(Some records)

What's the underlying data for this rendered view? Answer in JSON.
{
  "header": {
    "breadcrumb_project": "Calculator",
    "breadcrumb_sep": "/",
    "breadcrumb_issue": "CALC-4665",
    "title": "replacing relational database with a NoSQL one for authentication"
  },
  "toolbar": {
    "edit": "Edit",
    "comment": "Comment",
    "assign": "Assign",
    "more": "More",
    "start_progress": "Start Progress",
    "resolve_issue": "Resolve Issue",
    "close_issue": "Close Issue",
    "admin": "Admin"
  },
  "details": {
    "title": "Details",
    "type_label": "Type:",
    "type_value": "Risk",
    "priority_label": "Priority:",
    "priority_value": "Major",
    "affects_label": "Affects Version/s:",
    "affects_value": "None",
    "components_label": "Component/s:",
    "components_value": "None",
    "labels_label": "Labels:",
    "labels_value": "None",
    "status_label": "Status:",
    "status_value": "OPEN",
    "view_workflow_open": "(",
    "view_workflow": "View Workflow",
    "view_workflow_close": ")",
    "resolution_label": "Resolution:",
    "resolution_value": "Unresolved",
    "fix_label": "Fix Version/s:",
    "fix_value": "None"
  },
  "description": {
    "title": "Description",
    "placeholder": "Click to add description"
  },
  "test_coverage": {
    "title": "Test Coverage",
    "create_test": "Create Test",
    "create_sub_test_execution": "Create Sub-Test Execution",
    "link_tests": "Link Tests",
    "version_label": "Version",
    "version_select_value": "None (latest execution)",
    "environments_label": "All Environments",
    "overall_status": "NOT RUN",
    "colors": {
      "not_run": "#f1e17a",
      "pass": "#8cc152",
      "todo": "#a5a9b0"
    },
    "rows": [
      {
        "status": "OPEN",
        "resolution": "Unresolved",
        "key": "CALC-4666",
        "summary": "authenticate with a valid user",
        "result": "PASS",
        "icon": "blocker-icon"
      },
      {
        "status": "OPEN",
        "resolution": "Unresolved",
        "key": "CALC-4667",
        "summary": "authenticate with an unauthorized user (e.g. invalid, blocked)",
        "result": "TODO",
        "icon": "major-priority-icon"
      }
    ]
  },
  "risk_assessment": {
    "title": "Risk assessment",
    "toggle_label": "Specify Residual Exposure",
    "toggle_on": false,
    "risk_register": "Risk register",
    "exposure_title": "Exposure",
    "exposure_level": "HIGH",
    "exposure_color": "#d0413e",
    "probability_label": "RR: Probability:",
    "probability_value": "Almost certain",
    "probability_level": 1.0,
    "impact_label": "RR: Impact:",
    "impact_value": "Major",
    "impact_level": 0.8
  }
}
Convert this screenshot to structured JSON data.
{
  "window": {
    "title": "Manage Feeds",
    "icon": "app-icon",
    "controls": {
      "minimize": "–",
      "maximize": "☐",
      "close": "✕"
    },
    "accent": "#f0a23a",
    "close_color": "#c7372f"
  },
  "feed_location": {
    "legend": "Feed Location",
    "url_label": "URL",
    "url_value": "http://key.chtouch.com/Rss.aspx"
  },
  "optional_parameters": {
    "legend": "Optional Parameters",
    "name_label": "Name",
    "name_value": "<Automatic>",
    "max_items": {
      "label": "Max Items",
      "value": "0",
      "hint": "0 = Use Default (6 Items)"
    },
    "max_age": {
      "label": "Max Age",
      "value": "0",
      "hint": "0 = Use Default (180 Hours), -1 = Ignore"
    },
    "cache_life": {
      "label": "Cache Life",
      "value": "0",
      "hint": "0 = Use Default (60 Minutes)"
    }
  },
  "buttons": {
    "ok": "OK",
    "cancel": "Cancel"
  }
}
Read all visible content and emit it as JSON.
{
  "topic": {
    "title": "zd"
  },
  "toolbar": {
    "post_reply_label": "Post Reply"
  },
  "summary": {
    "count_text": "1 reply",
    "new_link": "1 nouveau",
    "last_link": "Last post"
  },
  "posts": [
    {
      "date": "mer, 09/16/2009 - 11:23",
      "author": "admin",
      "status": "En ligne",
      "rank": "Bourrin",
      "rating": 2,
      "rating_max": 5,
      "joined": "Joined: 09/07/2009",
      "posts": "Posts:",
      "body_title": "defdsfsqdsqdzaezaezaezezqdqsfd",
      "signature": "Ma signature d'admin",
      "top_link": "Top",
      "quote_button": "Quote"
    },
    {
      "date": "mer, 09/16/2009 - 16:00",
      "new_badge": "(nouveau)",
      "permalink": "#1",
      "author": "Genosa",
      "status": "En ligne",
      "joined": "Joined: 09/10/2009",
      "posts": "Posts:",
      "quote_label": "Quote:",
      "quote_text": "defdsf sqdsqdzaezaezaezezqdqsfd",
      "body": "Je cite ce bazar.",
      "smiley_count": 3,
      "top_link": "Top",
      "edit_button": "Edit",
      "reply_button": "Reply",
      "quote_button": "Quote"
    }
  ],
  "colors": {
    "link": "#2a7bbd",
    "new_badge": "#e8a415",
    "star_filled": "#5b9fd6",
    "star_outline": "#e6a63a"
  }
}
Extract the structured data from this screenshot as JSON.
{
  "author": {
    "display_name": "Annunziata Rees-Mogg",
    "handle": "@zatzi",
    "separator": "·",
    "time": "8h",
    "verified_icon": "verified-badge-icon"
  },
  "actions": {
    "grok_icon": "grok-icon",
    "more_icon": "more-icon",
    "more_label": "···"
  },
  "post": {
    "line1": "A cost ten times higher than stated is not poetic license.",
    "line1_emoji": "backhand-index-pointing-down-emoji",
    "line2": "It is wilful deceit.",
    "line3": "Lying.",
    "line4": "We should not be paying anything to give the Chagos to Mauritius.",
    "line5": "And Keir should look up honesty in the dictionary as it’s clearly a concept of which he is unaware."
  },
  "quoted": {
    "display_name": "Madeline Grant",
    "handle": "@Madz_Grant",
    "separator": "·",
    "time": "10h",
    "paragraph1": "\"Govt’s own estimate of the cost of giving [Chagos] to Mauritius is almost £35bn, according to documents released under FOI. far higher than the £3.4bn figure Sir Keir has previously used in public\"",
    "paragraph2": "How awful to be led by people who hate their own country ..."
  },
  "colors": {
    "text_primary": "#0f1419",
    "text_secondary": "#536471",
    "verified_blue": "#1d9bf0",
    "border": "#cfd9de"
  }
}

__Aim__
Repeat the data precisely, reproducing every entry.

__In response__
What's the underlying data for this rendered view? Answer in JSON.
{
  "header": {
    "breadcrumb_project": "Calculator",
    "breadcrumb_sep": "/",
    "breadcrumb_issue": "CALC-4665",
    "title": "replacing relational database with a NoSQL one for authentication"
  },
  "toolbar": {
    "edit": "Edit",
    "comment": "Comment",
    "assign": "Assign",
    "more": "More",
    "start_progress": "Start Progress",
    "resolve_issue": "Resolve Issue",
    "close_issue": "Close Issue",
    "admin": "Admin"
  },
  "details": {
    "title": "Details",
    "type_label": "Type:",
    "type_value": "Risk",
    "priority_label": "Priority:",
    "priority_value": "Major",
    "affects_label": "Affects Version/s:",
    "affects_value": "None",
    "components_label": "Component/s:",
    "components_value": "None",
    "labels_label": "Labels:",
    "labels_value": "None",
    "status_label": "Status:",
    "status_value": "OPEN",
    "view_workflow_open": "(",
    "view_workflow": "View Workflow",
    "view_workflow_close": ")",
    "resolution_label": "Resolution:",
    "resolution_value": "Unresolved",
    "fix_label": "Fix Version/s:",
    "fix_value": "None"
  },
  "description": {
    "title": "Description",
    "placeholder": "Click to add description"
  },
  "test_coverage": {
    "title": "Test Coverage",
    "create_test": "Create Test",
    "create_sub_test_execution": "Create Sub-Test Execution",
    "link_tests": "Link Tests",
    "version_label": "Version",
    "version_select_value": "None (latest execution)",
    "environments_label": "All Environments",
    "overall_status": "NOT RUN",
    "colors": {
      "not_run": "#f1e17a",
      "pass": "#8cc152",
      "todo": "#a5a9b0"
    },
    "rows": [
      {
        "status": "OPEN",
        "resolution": "Unresolved",
        "key": "CALC-4666",
        "summary": "authenticate with a valid user",
        "result": "PASS",
        "icon": "blocker-icon"
      },
      {
        "status": "OPEN",
        "resolution": "Unresolved",
        "key": "CALC-4667",
        "summary": "authenticate with an unauthorized user (e.g. invalid, blocked)",
        "result": "TODO",
        "icon": "major-priority-icon"
      }
    ]
  },
  "risk_assessment": {
    "title": "Risk assessment",
    "toggle_label": "Specify Residual Exposure",
    "toggle_on": false,
    "risk_register": "Risk register",
    "exposure_title": "Exposure",
    "exposure_level": "HIGH",
    "exposure_color": "#d0413e",
    "probability_label": "RR: Probability:",
    "probability_value": "Almost certain",
    "probability_level": 1.0,
    "impact_label": "RR: Impact:",
    "impact_value": "Major",
    "impact_level": 0.8
  }
}
Convert this screenshot to structured JSON data.
{
  "window": {
    "title": "Manage Feeds",
    "icon": "app-icon",
    "controls": {
      "minimize": "–",
      "maximize": "☐",
      "close": "✕"
    },
    "accent": "#f0a23a",
    "close_color": "#c7372f"
  },
  "feed_location": {
    "legend": "Feed Location",
    "url_label": "URL",
    "url_value": "http://key.chtouch.com/Rss.aspx"
  },
  "optional_parameters": {
    "legend": "Optional Parameters",
    "name_label": "Name",
    "name_value": "<Automatic>",
    "max_items": {
      "label": "Max Items",
      "value": "0",
      "hint": "0 = Use Default (6 Items)"
    },
    "max_age": {
      "label": "Max Age",
      "value": "0",
      "hint": "0 = Use Default (180 Hours), -1 = Ignore"
    },
    "cache_life": {
      "label": "Cache Life",
      "value": "0",
      "hint": "0 = Use Default (60 Minutes)"
    }
  },
  "buttons": {
    "ok": "OK",
    "cancel": "Cancel"
  }
}
Read all visible content and emit it as JSON.
{
  "topic": {
    "title": "zd"
  },
  "toolbar": {
    "post_reply_label": "Post Reply"
  },
  "summary": {
    "count_text": "1 reply",
    "new_link": "1 nouveau",
    "last_link": "Last post"
  },
  "posts": [
    {
      "date": "mer, 09/16/2009 - 11:23",
      "author": "admin",
      "status": "En ligne",
      "rank": "Bourrin",
      "rating": 2,
      "rating_max": 5,
      "joined": "Joined: 09/07/2009",
      "posts": "Posts:",
      "body_title": "defdsfsqdsqdzaezaezaezezqdqsfd",
      "signature": "Ma signature d'admin",
      "top_link": "Top",
      "quote_button": "Quote"
    },
    {
      "date": "mer, 09/16/2009 - 16:00",
      "new_badge": "(nouveau)",
      "permalink": "#1",
      "author": "Genosa",
      "status": "En ligne",
      "joined": "Joined: 09/10/2009",
      "posts": "Posts:",
      "quote_label": "Quote:",
      "quote_text": "defdsf sqdsqdzaezaezaezezqdqsfd",
      "body": "Je cite ce bazar.",
      "smiley_count": 3,
      "top_link": "Top",
      "edit_button": "Edit",
      "reply_button": "Reply",
      "quote_button": "Quote"
    }
  ],
  "colors": {
    "link": "#2a7bbd",
    "new_badge": "#e8a415",
    "star_filled": "#5b9fd6",
    "star_outline": "#e6a63a"
  }
}
Extract the structured data from this screenshot as JSON.
{
  "author": {
    "display_name": "Annunziata Rees-Mogg",
    "handle": "@zatzi",
    "separator": "·",
    "time": "8h",
    "verified_icon": "verified-badge-icon"
  },
  "actions": {
    "grok_icon": "grok-icon",
    "more_icon": "more-icon",
    "more_label": "···"
  },
  "post": {
    "line1": "A cost ten times higher than stated is not poetic license.",
    "line1_emoji": "backhand-index-pointing-down-emoji",
    "line2": "It is wilful deceit.",
    "line3": "Lying.",
    "line4": "We should not be paying anything to give the Chagos to Mauritius.",
    "line5": "And Keir should look up honesty in the dictionary as it’s clearly a concept of which he is unaware."
  },
  "quoted": {
    "display_name": "Madeline Grant",
    "handle": "@Madz_Grant",
    "separator": "·",
    "time": "10h",
    "paragraph1": "\"Govt’s own estimate of the cost of giving [Chagos] to Mauritius is almost £35bn, according to documents released under FOI. far higher than the £3.4bn figure Sir Keir has previously used in public\"",
    "paragraph2": "How awful to be led by people who hate their own country ..."
  },
  "colors": {
    "text_primary": "#0f1419",
    "text_secondary": "#536471",
    "verified_blue": "#1d9bf0",
    "border": "#cfd9de"
  }
}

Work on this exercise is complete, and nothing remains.